Goal.
Omit all pictures. Quote the lines from the one with "Type out the text in this image." through the end of the listing below, exactly as they appear.

Record excerpts.
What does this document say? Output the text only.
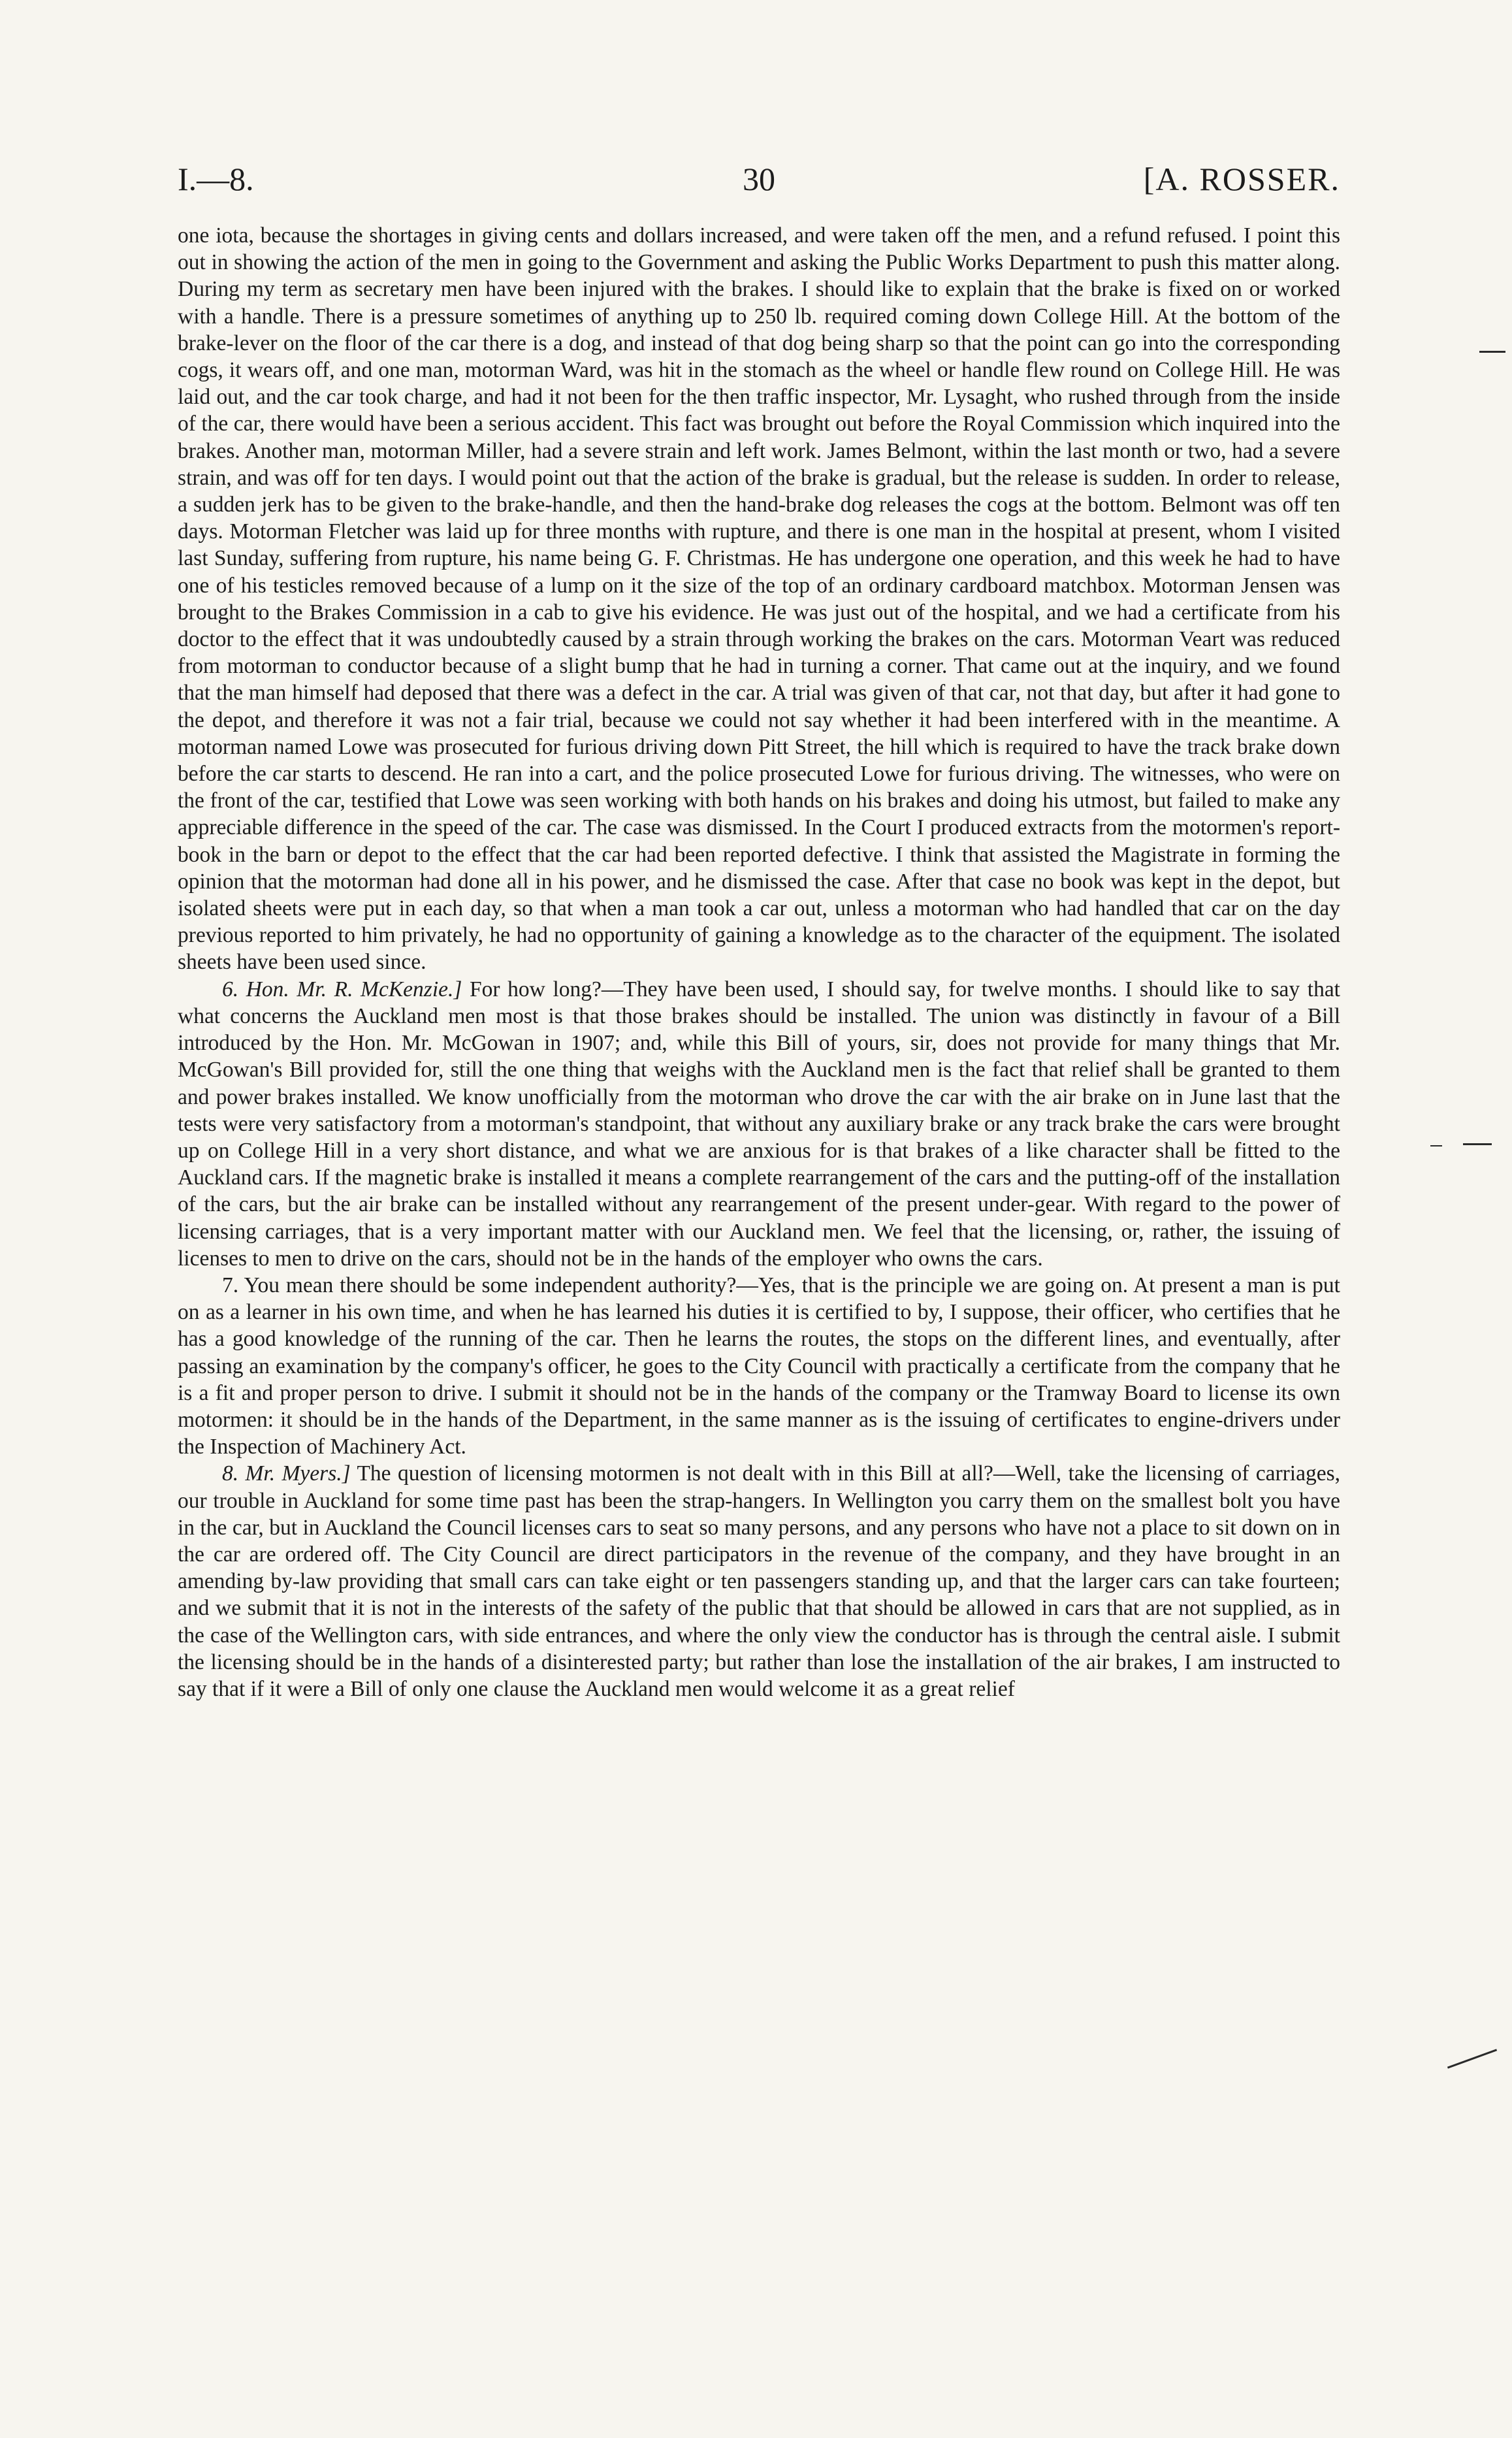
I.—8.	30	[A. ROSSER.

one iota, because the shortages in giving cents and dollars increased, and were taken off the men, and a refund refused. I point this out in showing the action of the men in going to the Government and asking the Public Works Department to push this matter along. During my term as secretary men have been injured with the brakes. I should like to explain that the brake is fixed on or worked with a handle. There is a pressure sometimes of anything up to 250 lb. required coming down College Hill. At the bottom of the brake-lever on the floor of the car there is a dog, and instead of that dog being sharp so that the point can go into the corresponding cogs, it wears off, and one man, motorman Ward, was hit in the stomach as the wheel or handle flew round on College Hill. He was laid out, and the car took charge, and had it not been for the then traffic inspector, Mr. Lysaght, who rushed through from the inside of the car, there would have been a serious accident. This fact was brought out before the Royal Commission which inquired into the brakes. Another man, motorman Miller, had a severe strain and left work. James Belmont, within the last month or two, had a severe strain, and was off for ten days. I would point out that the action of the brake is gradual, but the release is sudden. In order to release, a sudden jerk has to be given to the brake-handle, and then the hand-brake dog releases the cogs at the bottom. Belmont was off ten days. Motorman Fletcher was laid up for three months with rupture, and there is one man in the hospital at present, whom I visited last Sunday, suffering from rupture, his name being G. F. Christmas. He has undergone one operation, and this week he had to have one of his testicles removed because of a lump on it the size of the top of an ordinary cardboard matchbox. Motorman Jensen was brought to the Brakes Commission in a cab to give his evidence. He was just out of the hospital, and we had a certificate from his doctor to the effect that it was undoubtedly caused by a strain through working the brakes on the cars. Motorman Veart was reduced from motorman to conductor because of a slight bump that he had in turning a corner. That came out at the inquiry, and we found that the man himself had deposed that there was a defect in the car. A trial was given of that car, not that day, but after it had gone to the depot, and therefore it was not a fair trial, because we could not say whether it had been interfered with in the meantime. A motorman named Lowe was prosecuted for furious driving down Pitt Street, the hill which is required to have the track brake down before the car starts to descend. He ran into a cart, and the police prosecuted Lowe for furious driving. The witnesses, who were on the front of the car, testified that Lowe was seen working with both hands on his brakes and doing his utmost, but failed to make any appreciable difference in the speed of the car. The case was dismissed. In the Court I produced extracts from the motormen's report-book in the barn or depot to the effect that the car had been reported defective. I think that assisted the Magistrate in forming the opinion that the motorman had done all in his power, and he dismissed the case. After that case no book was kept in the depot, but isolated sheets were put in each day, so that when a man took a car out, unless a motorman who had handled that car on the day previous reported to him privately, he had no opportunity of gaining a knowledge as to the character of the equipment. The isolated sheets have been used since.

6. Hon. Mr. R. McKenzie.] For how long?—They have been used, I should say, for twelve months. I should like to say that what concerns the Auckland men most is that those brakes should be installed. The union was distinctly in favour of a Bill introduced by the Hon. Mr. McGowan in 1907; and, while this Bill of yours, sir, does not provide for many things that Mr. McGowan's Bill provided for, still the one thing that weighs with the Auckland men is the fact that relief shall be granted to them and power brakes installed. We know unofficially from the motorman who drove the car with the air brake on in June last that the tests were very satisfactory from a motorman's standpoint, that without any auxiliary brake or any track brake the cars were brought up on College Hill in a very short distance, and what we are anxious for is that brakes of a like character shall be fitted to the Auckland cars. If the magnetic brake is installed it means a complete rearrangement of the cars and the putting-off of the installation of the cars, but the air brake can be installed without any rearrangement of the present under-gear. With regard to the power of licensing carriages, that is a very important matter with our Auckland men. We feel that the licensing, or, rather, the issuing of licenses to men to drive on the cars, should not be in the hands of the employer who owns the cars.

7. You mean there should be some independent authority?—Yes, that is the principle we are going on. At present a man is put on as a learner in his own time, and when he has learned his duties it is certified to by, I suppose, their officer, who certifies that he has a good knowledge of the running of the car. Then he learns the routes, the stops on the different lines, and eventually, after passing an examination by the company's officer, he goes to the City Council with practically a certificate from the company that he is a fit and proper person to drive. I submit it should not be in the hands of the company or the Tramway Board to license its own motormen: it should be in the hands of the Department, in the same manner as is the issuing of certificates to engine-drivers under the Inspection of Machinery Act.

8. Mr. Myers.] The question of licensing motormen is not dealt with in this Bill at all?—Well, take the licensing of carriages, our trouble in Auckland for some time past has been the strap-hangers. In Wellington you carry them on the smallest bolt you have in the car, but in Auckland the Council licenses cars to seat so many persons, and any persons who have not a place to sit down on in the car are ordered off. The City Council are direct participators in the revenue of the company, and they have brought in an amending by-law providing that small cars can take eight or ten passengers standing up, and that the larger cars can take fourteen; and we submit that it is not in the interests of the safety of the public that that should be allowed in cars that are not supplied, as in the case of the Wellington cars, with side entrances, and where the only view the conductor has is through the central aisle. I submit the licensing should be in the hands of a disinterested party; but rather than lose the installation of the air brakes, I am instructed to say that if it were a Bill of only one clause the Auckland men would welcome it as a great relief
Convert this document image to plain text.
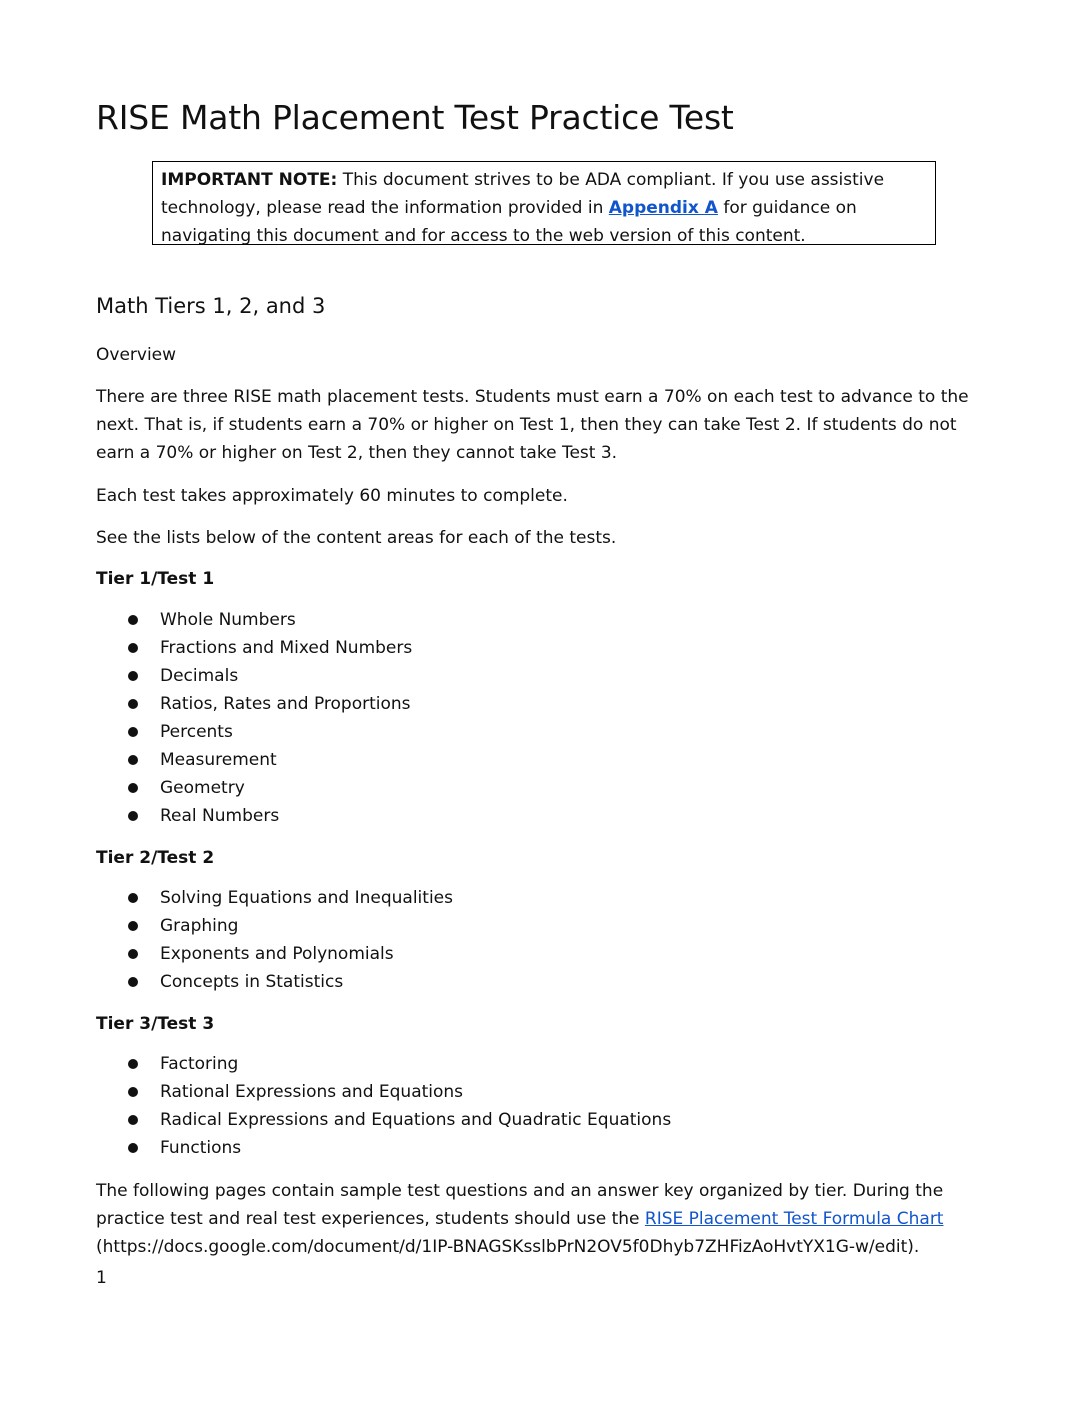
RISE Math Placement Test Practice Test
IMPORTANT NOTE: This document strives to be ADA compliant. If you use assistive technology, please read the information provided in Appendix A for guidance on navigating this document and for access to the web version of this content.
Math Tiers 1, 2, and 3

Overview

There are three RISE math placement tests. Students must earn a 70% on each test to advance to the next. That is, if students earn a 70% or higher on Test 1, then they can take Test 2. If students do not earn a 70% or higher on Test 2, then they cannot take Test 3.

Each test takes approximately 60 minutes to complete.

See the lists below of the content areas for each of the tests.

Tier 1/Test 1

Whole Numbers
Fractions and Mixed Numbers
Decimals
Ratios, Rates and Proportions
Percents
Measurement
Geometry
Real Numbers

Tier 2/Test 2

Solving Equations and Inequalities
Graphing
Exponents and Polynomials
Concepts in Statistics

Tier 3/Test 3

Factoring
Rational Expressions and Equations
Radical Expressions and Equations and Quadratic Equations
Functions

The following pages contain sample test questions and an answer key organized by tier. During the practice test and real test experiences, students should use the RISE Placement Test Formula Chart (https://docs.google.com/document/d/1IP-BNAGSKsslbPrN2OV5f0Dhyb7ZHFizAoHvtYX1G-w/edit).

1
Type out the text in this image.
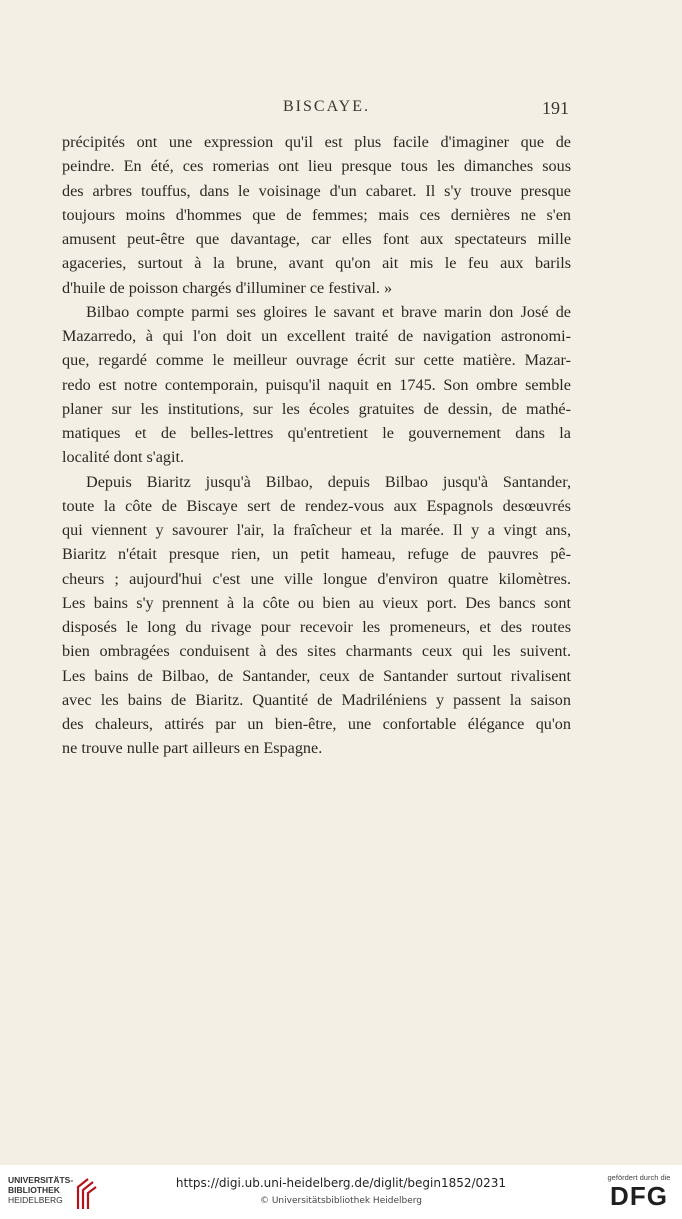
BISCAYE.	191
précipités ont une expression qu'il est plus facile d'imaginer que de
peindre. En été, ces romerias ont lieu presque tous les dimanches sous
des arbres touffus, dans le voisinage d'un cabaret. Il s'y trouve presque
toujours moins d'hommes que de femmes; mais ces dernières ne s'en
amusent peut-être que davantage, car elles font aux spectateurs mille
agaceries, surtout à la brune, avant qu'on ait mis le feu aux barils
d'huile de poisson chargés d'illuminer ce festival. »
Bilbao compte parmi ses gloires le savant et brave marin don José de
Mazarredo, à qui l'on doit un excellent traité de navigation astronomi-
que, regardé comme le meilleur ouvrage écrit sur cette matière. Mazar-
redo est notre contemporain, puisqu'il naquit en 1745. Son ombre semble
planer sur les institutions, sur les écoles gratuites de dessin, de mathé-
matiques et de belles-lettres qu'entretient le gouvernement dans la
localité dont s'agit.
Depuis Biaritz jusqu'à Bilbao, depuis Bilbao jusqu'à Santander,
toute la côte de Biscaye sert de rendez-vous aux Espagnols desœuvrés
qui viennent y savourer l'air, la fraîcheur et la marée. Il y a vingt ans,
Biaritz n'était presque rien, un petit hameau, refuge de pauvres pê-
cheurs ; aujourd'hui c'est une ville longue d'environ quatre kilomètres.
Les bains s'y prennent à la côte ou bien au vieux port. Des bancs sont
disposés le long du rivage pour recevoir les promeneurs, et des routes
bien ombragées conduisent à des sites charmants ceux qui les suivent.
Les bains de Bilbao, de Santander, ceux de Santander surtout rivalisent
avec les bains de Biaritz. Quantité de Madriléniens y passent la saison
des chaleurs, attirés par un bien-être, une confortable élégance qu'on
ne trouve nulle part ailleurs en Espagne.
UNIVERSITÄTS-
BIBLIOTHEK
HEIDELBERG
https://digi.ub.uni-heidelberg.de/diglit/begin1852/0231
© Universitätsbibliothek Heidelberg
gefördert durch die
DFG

Written answer.
Type out the text in this image.
BISCAYE.	191
précipités ont une expression qu'il est plus facile d'imaginer que de
peindre. En été, ces romerias ont lieu presque tous les dimanches sous
des arbres touffus, dans le voisinage d'un cabaret. Il s'y trouve presque
toujours moins d'hommes que de femmes; mais ces dernières ne s'en
amusent peut-être que davantage, car elles font aux spectateurs mille
agaceries, surtout à la brune, avant qu'on ait mis le feu aux barils
d'huile de poisson chargés d'illuminer ce festival. »
Bilbao compte parmi ses gloires le savant et brave marin don José de
Mazarredo, à qui l'on doit un excellent traité de navigation astronomi-
que, regardé comme le meilleur ouvrage écrit sur cette matière. Mazar-
redo est notre contemporain, puisqu'il naquit en 1745. Son ombre semble
planer sur les institutions, sur les écoles gratuites de dessin, de mathé-
matiques et de belles-lettres qu'entretient le gouvernement dans la
localité dont s'agit.
Depuis Biaritz jusqu'à Bilbao, depuis Bilbao jusqu'à Santander,
toute la côte de Biscaye sert de rendez-vous aux Espagnols desœuvrés
qui viennent y savourer l'air, la fraîcheur et la marée. Il y a vingt ans,
Biaritz n'était presque rien, un petit hameau, refuge de pauvres pê-
cheurs ; aujourd'hui c'est une ville longue d'environ quatre kilomètres.
Les bains s'y prennent à la côte ou bien au vieux port. Des bancs sont
disposés le long du rivage pour recevoir les promeneurs, et des routes
bien ombragées conduisent à des sites charmants ceux qui les suivent.
Les bains de Bilbao, de Santander, ceux de Santander surtout rivalisent
avec les bains de Biaritz. Quantité de Madriléniens y passent la saison
des chaleurs, attirés par un bien-être, une confortable élégance qu'on
ne trouve nulle part ailleurs en Espagne.
UNIVERSITÄTS-
BIBLIOTHEK
HEIDELBERG
https://digi.ub.uni-heidelberg.de/diglit/begin1852/0231
© Universitätsbibliothek Heidelberg
gefördert durch die
DFG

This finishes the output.